▶ _TASK DESCRIPTION_: Write every record out again exactly, and keep images out of it.
----- ENTRIES SHOWN -----
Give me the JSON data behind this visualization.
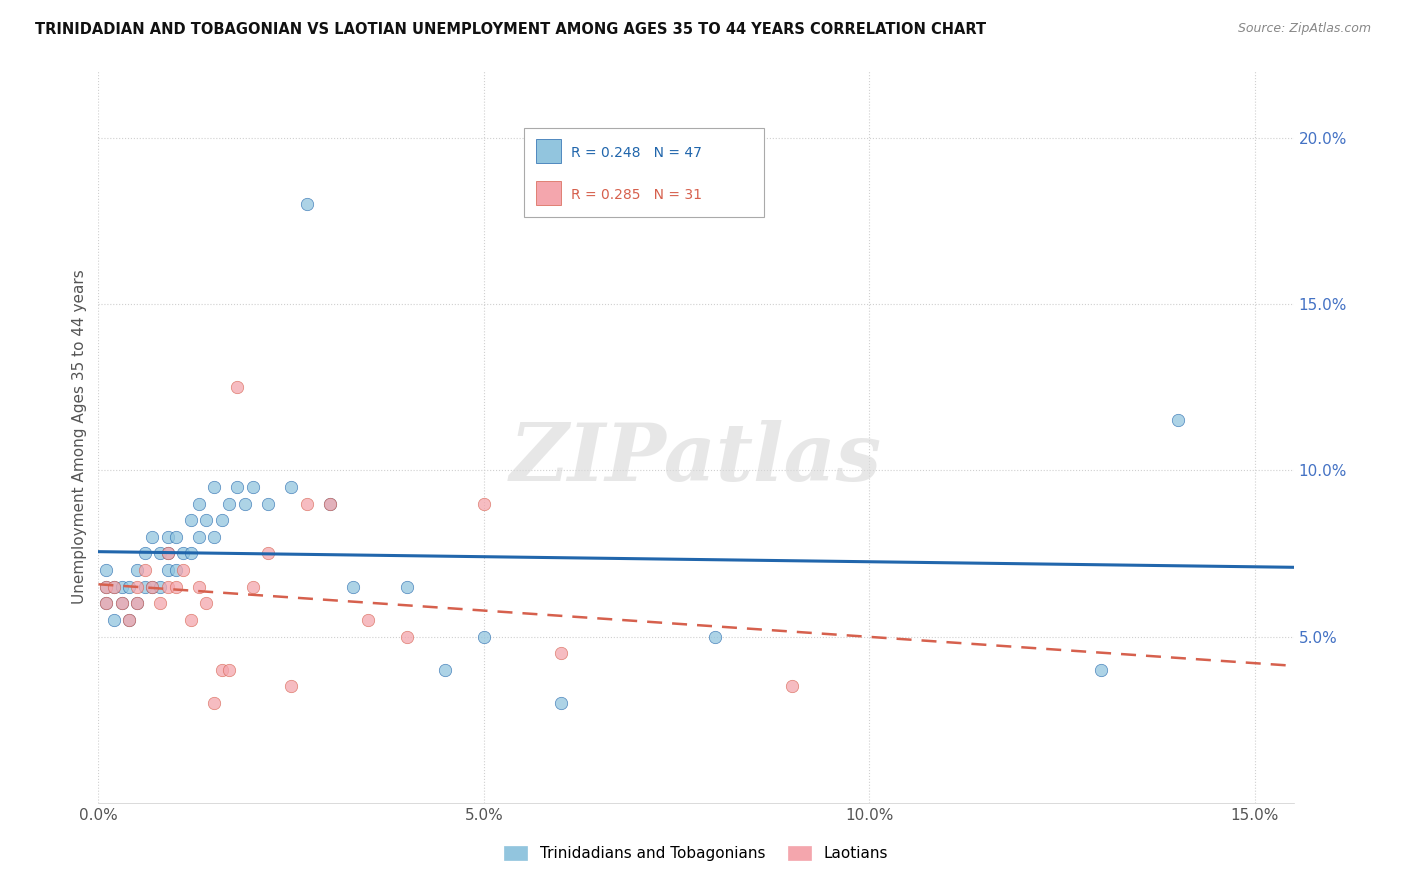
{
  "title": "TRINIDADIAN AND TOBAGONIAN VS LAOTIAN UNEMPLOYMENT AMONG AGES 35 TO 44 YEARS CORRELATION CHART",
  "source": "Source: ZipAtlas.com",
  "ylabel": "Unemployment Among Ages 35 to 44 years",
  "watermark": "ZIPatlas",
  "xlim": [
    0.0,
    0.155
  ],
  "ylim": [
    0.0,
    0.22
  ],
  "xticks": [
    0.0,
    0.05,
    0.1,
    0.15
  ],
  "yticks": [
    0.05,
    0.1,
    0.15,
    0.2
  ],
  "xtick_labels": [
    "0.0%",
    "5.0%",
    "10.0%",
    "15.0%"
  ],
  "ytick_labels": [
    "5.0%",
    "10.0%",
    "15.0%",
    "20.0%"
  ],
  "legend1_text": "R = 0.248   N = 47",
  "legend2_text": "R = 0.285   N = 31",
  "group1_color": "#92c5de",
  "group2_color": "#f4a6ad",
  "line1_color": "#2166ac",
  "line2_color": "#d6604d",
  "legend1_label": "Trinidadians and Tobagonians",
  "legend2_label": "Laotians",
  "scatter1_x": [
    0.001,
    0.001,
    0.001,
    0.002,
    0.002,
    0.003,
    0.003,
    0.004,
    0.004,
    0.005,
    0.005,
    0.006,
    0.006,
    0.007,
    0.007,
    0.008,
    0.008,
    0.009,
    0.009,
    0.009,
    0.01,
    0.01,
    0.011,
    0.012,
    0.012,
    0.013,
    0.013,
    0.014,
    0.015,
    0.015,
    0.016,
    0.017,
    0.018,
    0.019,
    0.02,
    0.022,
    0.025,
    0.027,
    0.03,
    0.033,
    0.04,
    0.045,
    0.05,
    0.06,
    0.08,
    0.13,
    0.14
  ],
  "scatter1_y": [
    0.065,
    0.07,
    0.06,
    0.065,
    0.055,
    0.06,
    0.065,
    0.065,
    0.055,
    0.06,
    0.07,
    0.065,
    0.075,
    0.065,
    0.08,
    0.065,
    0.075,
    0.07,
    0.075,
    0.08,
    0.07,
    0.08,
    0.075,
    0.075,
    0.085,
    0.08,
    0.09,
    0.085,
    0.08,
    0.095,
    0.085,
    0.09,
    0.095,
    0.09,
    0.095,
    0.09,
    0.095,
    0.18,
    0.09,
    0.065,
    0.065,
    0.04,
    0.05,
    0.03,
    0.05,
    0.04,
    0.115
  ],
  "scatter2_x": [
    0.001,
    0.001,
    0.002,
    0.003,
    0.004,
    0.005,
    0.005,
    0.006,
    0.007,
    0.008,
    0.009,
    0.009,
    0.01,
    0.011,
    0.012,
    0.013,
    0.014,
    0.015,
    0.016,
    0.017,
    0.018,
    0.02,
    0.022,
    0.025,
    0.027,
    0.03,
    0.035,
    0.04,
    0.05,
    0.06,
    0.09
  ],
  "scatter2_y": [
    0.06,
    0.065,
    0.065,
    0.06,
    0.055,
    0.06,
    0.065,
    0.07,
    0.065,
    0.06,
    0.065,
    0.075,
    0.065,
    0.07,
    0.055,
    0.065,
    0.06,
    0.03,
    0.04,
    0.04,
    0.125,
    0.065,
    0.075,
    0.035,
    0.09,
    0.09,
    0.055,
    0.05,
    0.09,
    0.045,
    0.035
  ],
  "background_color": "#ffffff",
  "grid_color": "#d0d0d0"
}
-----
▶ _ANSWER TO THIS EXERCISE_:
Give me the JSON data behind this visualization.
{
  "title": "TRINIDADIAN AND TOBAGONIAN VS LAOTIAN UNEMPLOYMENT AMONG AGES 35 TO 44 YEARS CORRELATION CHART",
  "source": "Source: ZipAtlas.com",
  "ylabel": "Unemployment Among Ages 35 to 44 years",
  "watermark": "ZIPatlas",
  "xlim": [
    0.0,
    0.155
  ],
  "ylim": [
    0.0,
    0.22
  ],
  "xticks": [
    0.0,
    0.05,
    0.1,
    0.15
  ],
  "yticks": [
    0.05,
    0.1,
    0.15,
    0.2
  ],
  "xtick_labels": [
    "0.0%",
    "5.0%",
    "10.0%",
    "15.0%"
  ],
  "ytick_labels": [
    "5.0%",
    "10.0%",
    "15.0%",
    "20.0%"
  ],
  "legend1_text": "R = 0.248   N = 47",
  "legend2_text": "R = 0.285   N = 31",
  "group1_color": "#92c5de",
  "group2_color": "#f4a6ad",
  "line1_color": "#2166ac",
  "line2_color": "#d6604d",
  "legend1_label": "Trinidadians and Tobagonians",
  "legend2_label": "Laotians",
  "scatter1_x": [
    0.001,
    0.001,
    0.001,
    0.002,
    0.002,
    0.003,
    0.003,
    0.004,
    0.004,
    0.005,
    0.005,
    0.006,
    0.006,
    0.007,
    0.007,
    0.008,
    0.008,
    0.009,
    0.009,
    0.009,
    0.01,
    0.01,
    0.011,
    0.012,
    0.012,
    0.013,
    0.013,
    0.014,
    0.015,
    0.015,
    0.016,
    0.017,
    0.018,
    0.019,
    0.02,
    0.022,
    0.025,
    0.027,
    0.03,
    0.033,
    0.04,
    0.045,
    0.05,
    0.06,
    0.08,
    0.13,
    0.14
  ],
  "scatter1_y": [
    0.065,
    0.07,
    0.06,
    0.065,
    0.055,
    0.06,
    0.065,
    0.065,
    0.055,
    0.06,
    0.07,
    0.065,
    0.075,
    0.065,
    0.08,
    0.065,
    0.075,
    0.07,
    0.075,
    0.08,
    0.07,
    0.08,
    0.075,
    0.075,
    0.085,
    0.08,
    0.09,
    0.085,
    0.08,
    0.095,
    0.085,
    0.09,
    0.095,
    0.09,
    0.095,
    0.09,
    0.095,
    0.18,
    0.09,
    0.065,
    0.065,
    0.04,
    0.05,
    0.03,
    0.05,
    0.04,
    0.115
  ],
  "scatter2_x": [
    0.001,
    0.001,
    0.002,
    0.003,
    0.004,
    0.005,
    0.005,
    0.006,
    0.007,
    0.008,
    0.009,
    0.009,
    0.01,
    0.011,
    0.012,
    0.013,
    0.014,
    0.015,
    0.016,
    0.017,
    0.018,
    0.02,
    0.022,
    0.025,
    0.027,
    0.03,
    0.035,
    0.04,
    0.05,
    0.06,
    0.09
  ],
  "scatter2_y": [
    0.06,
    0.065,
    0.065,
    0.06,
    0.055,
    0.06,
    0.065,
    0.07,
    0.065,
    0.06,
    0.065,
    0.075,
    0.065,
    0.07,
    0.055,
    0.065,
    0.06,
    0.03,
    0.04,
    0.04,
    0.125,
    0.065,
    0.075,
    0.035,
    0.09,
    0.09,
    0.055,
    0.05,
    0.09,
    0.045,
    0.035
  ],
  "background_color": "#ffffff",
  "grid_color": "#d0d0d0"
}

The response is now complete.